:: TRECHO PARA LEITURA ::

Trump afaga Lula com a realpolitik
Donald Trump resolveu estender a mão — e não o tweet — ao presidente Luiz Inácio Lula da Silva. O gesto, calculado e performático, é menos um ato de cordialidade e mais um aceno de conveniência. Na manhã de segunda-feira (06), os dois líderes conversaram por telefone por cerca de 30 minutos, em tom amistoso. O republicano afirmou depois, em sua rede social, que “os países se darão muito bem juntos”. Lula, sempre propenso ao lirismo diplomático, respondeu com o entusiasmo de quem vê uma janela aberta em meio a um inverno de tarifas e desconfianças. “É uma oportunidade de restaurar as relações amigáveis de 201 anos”, disse.
Nada mais simbólico: o populista americano e o líder trabalhista brasileiro, que em tempos distintos zombaram do establishment, agora trocam afagos diplomáticos embalados por realpolitik. Os dois, a seu modo, descobriram que o pragmatismo é a língua universal dos poderosos.
“Há um traço quase literário nesse encontro à distância. Trump, o bilionário que gosta de se ver como um homem do povo, conversa com Lula, o sindicalista que sonha com o poder global. São dois personagens que compreendem o teatro da política e o exploram com maestria.”
Trump, que costuma transformar conversas telefônicas em eventos midiáticos, usou o diálogo com Lula para reposicionar sua imagem internacional — de isolacionista temperamental a negociador habilidoso. Já Lula, que vem enfrentando uma economia interna anêmica (melhor nos últimos dias) e pressões comerciais crescentes, enxergou na ligação uma chance de aliviar o peso da sobretaxa de 50% imposta aos produtos brasileiros. Não é pouca coisa: trata-se de um gargalo que sufoca setores exportadores e relega o Brasil a um papel de figurante no teatro do comércio global.
A cena toda é de um cinismo elegante. Enquanto Trump promete “se dar muito bem” com Lula, a diplomacia americana continua mantendo restrições e sanções a figuras do entorno petista. Nada que um aperto de mãos e uma sessão de fotos em Kuala Lumpur não possam encobrir.
O charme do pragmatismo (e a ressaca do idealismo)
No fundo, ambos os presidentes sabem o que estão fazendo. Lula tenta retomar o lugar que o Brasil perdeu no jogo das grandes potências durante o período de Jair Bolsonaro — um tempo em que a subserviência ideológica substituiu a diplomacia. Agora, ele busca uma reaproximação que tenha cheiro de independência, mas gosto de dependência econômica. Trump, por outro lado, precisa de um aliado tropical para provar que não é o ogro que pintaram em seus anos de “Make America Great Again”. Uma foto com Lula, o símbolo latino da esquerda conciliadora, é ouro diplomático para um republicano que quer vender pragmatismo ao eleitorado moderado.
Mas o gesto vem com um preço. A tal “restauração das relações amigáveis” é, na verdade, um retorno ao velho jogo de concessões. O Brasil pede: a retirada das sobretaxas e a normalização comercial. Os Estados Unidos oferecem: boas intenções, reuniões bilaterais e promessas vagas. A realpolitik, afinal, não é sobre amizades sinceras, mas sobre negócios viáveis.

:::

## OBJETIVO
Pode dar sequência ao artigo sobre o telefonema entre Trump e Lula, começando logo após o último parágrafo?

:: LINHAS DE DADOS ::

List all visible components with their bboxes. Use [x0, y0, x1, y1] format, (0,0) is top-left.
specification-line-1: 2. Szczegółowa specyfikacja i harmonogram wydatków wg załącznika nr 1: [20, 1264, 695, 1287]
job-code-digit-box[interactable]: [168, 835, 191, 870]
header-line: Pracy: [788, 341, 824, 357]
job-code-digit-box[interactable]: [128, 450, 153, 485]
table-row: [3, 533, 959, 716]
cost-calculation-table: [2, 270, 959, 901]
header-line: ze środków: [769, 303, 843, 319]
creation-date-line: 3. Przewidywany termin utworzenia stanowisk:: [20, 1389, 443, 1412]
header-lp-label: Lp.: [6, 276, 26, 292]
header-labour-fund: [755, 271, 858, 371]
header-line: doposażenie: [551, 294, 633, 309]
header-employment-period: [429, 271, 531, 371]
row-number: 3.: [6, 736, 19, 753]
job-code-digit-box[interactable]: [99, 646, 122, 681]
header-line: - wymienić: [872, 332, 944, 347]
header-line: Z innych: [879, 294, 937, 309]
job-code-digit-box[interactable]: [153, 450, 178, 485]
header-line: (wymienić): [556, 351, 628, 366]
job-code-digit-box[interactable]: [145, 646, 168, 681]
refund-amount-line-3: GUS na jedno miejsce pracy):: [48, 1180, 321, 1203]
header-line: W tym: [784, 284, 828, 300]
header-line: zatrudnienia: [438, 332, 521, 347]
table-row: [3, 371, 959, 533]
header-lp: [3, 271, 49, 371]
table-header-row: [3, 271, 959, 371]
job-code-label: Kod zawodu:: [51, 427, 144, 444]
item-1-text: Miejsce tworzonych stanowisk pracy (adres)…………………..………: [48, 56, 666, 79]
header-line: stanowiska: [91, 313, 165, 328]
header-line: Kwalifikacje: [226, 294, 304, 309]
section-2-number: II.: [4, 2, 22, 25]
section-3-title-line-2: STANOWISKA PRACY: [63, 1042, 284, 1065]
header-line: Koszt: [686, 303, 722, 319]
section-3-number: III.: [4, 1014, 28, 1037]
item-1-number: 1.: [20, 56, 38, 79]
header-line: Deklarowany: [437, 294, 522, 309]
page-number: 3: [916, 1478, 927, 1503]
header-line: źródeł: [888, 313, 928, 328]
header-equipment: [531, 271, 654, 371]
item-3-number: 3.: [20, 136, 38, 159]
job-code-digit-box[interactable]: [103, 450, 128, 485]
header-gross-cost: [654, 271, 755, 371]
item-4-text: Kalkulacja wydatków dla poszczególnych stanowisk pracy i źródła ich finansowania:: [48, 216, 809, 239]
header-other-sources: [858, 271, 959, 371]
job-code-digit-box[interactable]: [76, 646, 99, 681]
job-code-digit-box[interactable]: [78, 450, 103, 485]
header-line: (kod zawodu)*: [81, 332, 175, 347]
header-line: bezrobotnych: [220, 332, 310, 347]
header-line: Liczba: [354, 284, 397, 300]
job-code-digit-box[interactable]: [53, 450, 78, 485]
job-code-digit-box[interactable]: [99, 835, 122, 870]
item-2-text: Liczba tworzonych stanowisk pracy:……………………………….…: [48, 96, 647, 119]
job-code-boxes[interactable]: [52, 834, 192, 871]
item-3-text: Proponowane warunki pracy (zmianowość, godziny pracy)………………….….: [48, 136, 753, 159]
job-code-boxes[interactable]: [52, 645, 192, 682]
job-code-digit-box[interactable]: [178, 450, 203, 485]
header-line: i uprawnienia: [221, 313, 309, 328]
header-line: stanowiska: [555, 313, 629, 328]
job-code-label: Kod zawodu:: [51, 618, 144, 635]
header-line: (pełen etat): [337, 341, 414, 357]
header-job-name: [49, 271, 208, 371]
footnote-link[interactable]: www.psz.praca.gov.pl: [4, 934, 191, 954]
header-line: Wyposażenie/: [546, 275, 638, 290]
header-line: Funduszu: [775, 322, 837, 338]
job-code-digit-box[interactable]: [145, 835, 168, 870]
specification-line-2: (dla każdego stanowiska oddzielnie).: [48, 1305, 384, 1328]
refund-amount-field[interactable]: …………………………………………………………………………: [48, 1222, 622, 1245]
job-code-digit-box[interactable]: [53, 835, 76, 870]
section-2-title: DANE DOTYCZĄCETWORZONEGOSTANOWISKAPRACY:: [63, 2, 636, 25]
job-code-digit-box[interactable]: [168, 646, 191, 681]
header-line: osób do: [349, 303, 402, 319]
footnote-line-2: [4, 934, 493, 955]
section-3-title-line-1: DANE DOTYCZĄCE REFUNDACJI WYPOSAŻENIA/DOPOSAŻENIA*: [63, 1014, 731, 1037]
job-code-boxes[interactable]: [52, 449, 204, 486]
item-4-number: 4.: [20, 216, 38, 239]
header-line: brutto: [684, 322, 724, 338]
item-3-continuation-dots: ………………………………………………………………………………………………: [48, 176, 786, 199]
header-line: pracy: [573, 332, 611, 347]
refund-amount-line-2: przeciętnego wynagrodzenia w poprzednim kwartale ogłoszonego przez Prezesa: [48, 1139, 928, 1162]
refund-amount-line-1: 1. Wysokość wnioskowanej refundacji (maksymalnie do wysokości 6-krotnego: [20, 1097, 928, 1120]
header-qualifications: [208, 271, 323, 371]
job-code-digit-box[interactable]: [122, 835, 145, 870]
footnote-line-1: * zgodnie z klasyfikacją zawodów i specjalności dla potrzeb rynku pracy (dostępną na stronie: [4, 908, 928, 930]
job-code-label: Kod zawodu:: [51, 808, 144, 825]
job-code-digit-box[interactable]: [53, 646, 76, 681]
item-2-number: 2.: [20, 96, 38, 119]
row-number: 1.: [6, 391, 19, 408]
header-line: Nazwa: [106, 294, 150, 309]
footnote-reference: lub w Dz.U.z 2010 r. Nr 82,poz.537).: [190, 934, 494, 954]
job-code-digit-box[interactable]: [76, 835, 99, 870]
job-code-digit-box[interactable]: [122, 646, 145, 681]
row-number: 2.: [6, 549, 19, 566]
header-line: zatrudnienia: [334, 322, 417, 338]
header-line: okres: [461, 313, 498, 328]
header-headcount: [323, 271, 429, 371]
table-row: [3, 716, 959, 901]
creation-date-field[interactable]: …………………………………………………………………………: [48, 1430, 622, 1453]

:::

## RESPOSTA FINAL
E é nesse terreno que Lula parece acreditar que pode dobrar o tabuleiro. Ao designar Marco Rubio — um republicano de linha dura e crítico feroz de governos de esquerda — para negociar com Alckmin, Mauro Vieira e Haddad, Trump sinaliza que o acordo será feito com luvas de aço. É o velho truque da diplomacia americana: dar um sorriso na foto, mas entregar a pauta nas mãos do homem que vai dizer “não” com mais elegância.
Enquanto isso, o Palácio do Planalto pinta a ligação como um triunfo do diálogo e da “boa química” entre os líderes. A palavra química, aliás, cabe bem: trata-se de uma reação de conveniências, catalisada por tarifas e ambições políticas. Ambos precisam parecer generosos, mas o que está em jogo é a economia — não a afinidade.
Há um traço quase literário nesse encontro à distância. Trump, o bilionário que gosta de se ver como um homem do povo, conversa com Lula, o sindicalista que sonha com o poder global. São dois personagens que compreendem o teatro da política e o exploram com maestria. Nenhum deles é ingênuo. Ambos sabem que apertos de mão não apagam a assimetria entre Washington e Brasília.
O convite de Lula para que Trump participe da COP30 em Belém é, no mínimo, uma ironia diplomática. O homem que retirou os Estados Unidos do Acordo de Paris agora é chamado a discursar sobre sustentabilidade na Amazônia. É o tipo de convite que beira o surreal — mas que, na lógica do realismo político, faz sentido. Mostrar-se aberto, dialogar com os contrários, posar de estadista.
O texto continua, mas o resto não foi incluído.